(Job): What follows is a set of records, each of which is to be written out exactly.

(Recorded information):
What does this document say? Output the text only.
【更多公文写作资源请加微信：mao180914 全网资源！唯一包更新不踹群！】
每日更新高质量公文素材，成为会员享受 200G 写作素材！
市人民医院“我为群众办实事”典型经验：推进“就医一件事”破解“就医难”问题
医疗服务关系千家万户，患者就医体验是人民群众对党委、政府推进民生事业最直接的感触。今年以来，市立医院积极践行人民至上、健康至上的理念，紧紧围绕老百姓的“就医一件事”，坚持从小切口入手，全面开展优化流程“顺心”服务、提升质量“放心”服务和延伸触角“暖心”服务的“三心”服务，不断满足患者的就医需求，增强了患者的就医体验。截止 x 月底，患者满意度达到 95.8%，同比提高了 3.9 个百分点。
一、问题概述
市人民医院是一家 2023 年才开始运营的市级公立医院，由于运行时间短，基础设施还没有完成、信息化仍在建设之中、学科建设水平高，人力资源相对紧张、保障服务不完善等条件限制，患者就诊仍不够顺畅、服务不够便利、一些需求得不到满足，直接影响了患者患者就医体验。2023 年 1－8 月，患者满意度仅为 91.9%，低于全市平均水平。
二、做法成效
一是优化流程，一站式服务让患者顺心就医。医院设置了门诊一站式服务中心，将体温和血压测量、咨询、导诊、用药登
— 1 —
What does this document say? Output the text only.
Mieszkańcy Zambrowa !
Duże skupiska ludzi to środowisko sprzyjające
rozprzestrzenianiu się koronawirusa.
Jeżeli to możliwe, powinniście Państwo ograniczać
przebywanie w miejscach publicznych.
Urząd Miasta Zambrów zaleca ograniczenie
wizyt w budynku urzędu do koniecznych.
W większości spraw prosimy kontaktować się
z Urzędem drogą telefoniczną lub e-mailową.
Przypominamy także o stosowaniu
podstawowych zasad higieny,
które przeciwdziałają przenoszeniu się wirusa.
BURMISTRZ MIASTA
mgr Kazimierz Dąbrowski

(Finished task):
What does this document say? Output the text only.
【更多公文写作资源请加微信：mao180914 全网资源！唯一包更新不踹群！】
每日更新高质量公文素材，成为会员享受 200G 写作素材！
市人民医院“我为群众办实事”典型经验：推进“就医一件事”破解“就医难”问题
医疗服务关系千家万户，患者就医体验是人民群众对党委、政府推进民生事业最直接的感触。今年以来，市立医院积极践行人民至上、健康至上的理念，紧紧围绕老百姓的“就医一件事”，坚持从小切口入手，全面开展优化流程“顺心”服务、提升质量“放心”服务和延伸触角“暖心”服务的“三心”服务，不断满足患者的就医需求，增强了患者的就医体验。截止 x 月底，患者满意度达到 95.8%，同比提高了 3.9 个百分点。
一、问题概述
市人民医院是一家 2023 年才开始运营的市级公立医院，由于运行时间短，基础设施还没有完成、信息化仍在建设之中、学科建设水平高，人力资源相对紧张、保障服务不完善等条件限制，患者就诊仍不够顺畅、服务不够便利、一些需求得不到满足，直接影响了患者患者就医体验。2023 年 1－8 月，患者满意度仅为 91.9%，低于全市平均水平。
二、做法成效
一是优化流程，一站式服务让患者顺心就医。医院设置了门诊一站式服务中心，将体温和血压测量、咨询、导诊、用药登
— 1 —
What does this document say? Output the text only.
Mieszkańcy Zambrowa !
Duże skupiska ludzi to środowisko sprzyjające
rozprzestrzenianiu się koronawirusa.
Jeżeli to możliwe, powinniście Państwo ograniczać
przebywanie w miejscach publicznych.
Urząd Miasta Zambrów zaleca ograniczenie
wizyt w budynku urzędu do koniecznych.
W większości spraw prosimy kontaktować się
z Urzędem drogą telefoniczną lub e-mailową.
Przypominamy także o stosowaniu
podstawowych zasad higieny,
które przeciwdziałają przenoszeniu się wirusa.
BURMISTRZ MIASTA
mgr Kazimierz Dąbrowski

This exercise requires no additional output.